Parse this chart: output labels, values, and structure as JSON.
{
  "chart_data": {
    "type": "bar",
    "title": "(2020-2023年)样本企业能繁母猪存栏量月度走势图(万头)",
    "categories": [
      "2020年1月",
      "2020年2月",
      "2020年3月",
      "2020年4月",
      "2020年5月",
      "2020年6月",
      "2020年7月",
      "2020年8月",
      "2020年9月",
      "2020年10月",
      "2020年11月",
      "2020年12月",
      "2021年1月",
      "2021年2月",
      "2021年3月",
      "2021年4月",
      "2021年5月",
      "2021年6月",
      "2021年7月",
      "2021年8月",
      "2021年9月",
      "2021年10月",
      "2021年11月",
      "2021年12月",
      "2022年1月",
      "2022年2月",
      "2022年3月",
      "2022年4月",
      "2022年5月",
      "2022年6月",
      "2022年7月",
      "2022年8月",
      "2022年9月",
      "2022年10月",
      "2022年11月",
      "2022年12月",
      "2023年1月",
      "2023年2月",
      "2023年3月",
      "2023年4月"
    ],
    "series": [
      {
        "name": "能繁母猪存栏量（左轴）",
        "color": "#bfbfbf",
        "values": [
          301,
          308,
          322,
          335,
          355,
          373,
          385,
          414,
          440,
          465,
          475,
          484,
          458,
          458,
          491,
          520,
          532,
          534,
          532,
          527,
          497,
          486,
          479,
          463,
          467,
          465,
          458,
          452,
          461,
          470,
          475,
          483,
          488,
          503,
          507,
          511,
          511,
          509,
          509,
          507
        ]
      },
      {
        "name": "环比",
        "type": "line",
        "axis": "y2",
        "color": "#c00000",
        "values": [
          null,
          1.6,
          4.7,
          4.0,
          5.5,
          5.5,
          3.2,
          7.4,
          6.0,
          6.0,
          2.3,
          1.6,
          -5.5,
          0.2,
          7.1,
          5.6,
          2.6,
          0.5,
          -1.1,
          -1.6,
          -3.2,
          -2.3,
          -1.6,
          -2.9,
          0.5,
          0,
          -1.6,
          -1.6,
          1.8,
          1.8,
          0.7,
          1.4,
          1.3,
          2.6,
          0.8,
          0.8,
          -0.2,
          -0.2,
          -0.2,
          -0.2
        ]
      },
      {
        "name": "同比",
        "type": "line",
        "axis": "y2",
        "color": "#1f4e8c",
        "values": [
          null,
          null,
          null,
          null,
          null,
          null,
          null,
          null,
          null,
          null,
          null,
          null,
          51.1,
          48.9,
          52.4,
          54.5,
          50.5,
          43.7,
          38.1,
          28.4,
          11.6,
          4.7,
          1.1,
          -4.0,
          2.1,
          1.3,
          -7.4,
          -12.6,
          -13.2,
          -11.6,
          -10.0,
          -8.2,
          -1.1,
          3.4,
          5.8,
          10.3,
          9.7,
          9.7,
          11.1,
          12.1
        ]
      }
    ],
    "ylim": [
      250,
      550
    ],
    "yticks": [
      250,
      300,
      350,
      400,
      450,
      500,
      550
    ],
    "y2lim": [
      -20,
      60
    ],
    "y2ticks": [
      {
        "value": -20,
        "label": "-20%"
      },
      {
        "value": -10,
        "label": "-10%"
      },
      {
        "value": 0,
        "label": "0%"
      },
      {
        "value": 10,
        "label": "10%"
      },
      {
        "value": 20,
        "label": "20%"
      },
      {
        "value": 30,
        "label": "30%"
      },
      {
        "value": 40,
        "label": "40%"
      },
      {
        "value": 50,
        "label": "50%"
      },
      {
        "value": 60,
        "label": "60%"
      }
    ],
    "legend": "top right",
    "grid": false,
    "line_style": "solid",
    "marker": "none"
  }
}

* Written instruction
Quote the whole listing above, leaving nothing out.

* Full response
Parse this chart: output labels, values, and structure as JSON.
{
  "chart_data": {
    "type": "bar",
    "title": "(2020-2023年)样本企业能繁母猪存栏量月度走势图(万头)",
    "categories": [
      "2020年1月",
      "2020年2月",
      "2020年3月",
      "2020年4月",
      "2020年5月",
      "2020年6月",
      "2020年7月",
      "2020年8月",
      "2020年9月",
      "2020年10月",
      "2020年11月",
      "2020年12月",
      "2021年1月",
      "2021年2月",
      "2021年3月",
      "2021年4月",
      "2021年5月",
      "2021年6月",
      "2021年7月",
      "2021年8月",
      "2021年9月",
      "2021年10月",
      "2021年11月",
      "2021年12月",
      "2022年1月",
      "2022年2月",
      "2022年3月",
      "2022年4月",
      "2022年5月",
      "2022年6月",
      "2022年7月",
      "2022年8月",
      "2022年9月",
      "2022年10月",
      "2022年11月",
      "2022年12月",
      "2023年1月",
      "2023年2月",
      "2023年3月",
      "2023年4月"
    ],
    "series": [
      {
        "name": "能繁母猪存栏量（左轴）",
        "color": "#bfbfbf",
        "values": [
          301,
          308,
          322,
          335,
          355,
          373,
          385,
          414,
          440,
          465,
          475,
          484,
          458,
          458,
          491,
          520,
          532,
          534,
          532,
          527,
          497,
          486,
          479,
          463,
          467,
          465,
          458,
          452,
          461,
          470,
          475,
          483,
          488,
          503,
          507,
          511,
          511,
          509,
          509,
          507
        ]
      },
      {
        "name": "环比",
        "type": "line",
        "axis": "y2",
        "color": "#c00000",
        "values": [
          null,
          1.6,
          4.7,
          4.0,
          5.5,
          5.5,
          3.2,
          7.4,
          6.0,
          6.0,
          2.3,
          1.6,
          -5.5,
          0.2,
          7.1,
          5.6,
          2.6,
          0.5,
          -1.1,
          -1.6,
          -3.2,
          -2.3,
          -1.6,
          -2.9,
          0.5,
          0,
          -1.6,
          -1.6,
          1.8,
          1.8,
          0.7,
          1.4,
          1.3,
          2.6,
          0.8,
          0.8,
          -0.2,
          -0.2,
          -0.2,
          -0.2
        ]
      },
      {
        "name": "同比",
        "type": "line",
        "axis": "y2",
        "color": "#1f4e8c",
        "values": [
          null,
          null,
          null,
          null,
          null,
          null,
          null,
          null,
          null,
          null,
          null,
          null,
          51.1,
          48.9,
          52.4,
          54.5,
          50.5,
          43.7,
          38.1,
          28.4,
          11.6,
          4.7,
          1.1,
          -4.0,
          2.1,
          1.3,
          -7.4,
          -12.6,
          -13.2,
          -11.6,
          -10.0,
          -8.2,
          -1.1,
          3.4,
          5.8,
          10.3,
          9.7,
          9.7,
          11.1,
          12.1
        ]
      }
    ],
    "ylim": [
      250,
      550
    ],
    "yticks": [
      250,
      300,
      350,
      400,
      450,
      500,
      550
    ],
    "y2lim": [
      -20,
      60
    ],
    "y2ticks": [
      {
        "value": -20,
        "label": "-20%"
      },
      {
        "value": -10,
        "label": "-10%"
      },
      {
        "value": 0,
        "label": "0%"
      },
      {
        "value": 10,
        "label": "10%"
      },
      {
        "value": 20,
        "label": "20%"
      },
      {
        "value": 30,
        "label": "30%"
      },
      {
        "value": 40,
        "label": "40%"
      },
      {
        "value": 50,
        "label": "50%"
      },
      {
        "value": 60,
        "label": "60%"
      }
    ],
    "legend": "top right",
    "grid": false,
    "line_style": "solid",
    "marker": "none"
  }
}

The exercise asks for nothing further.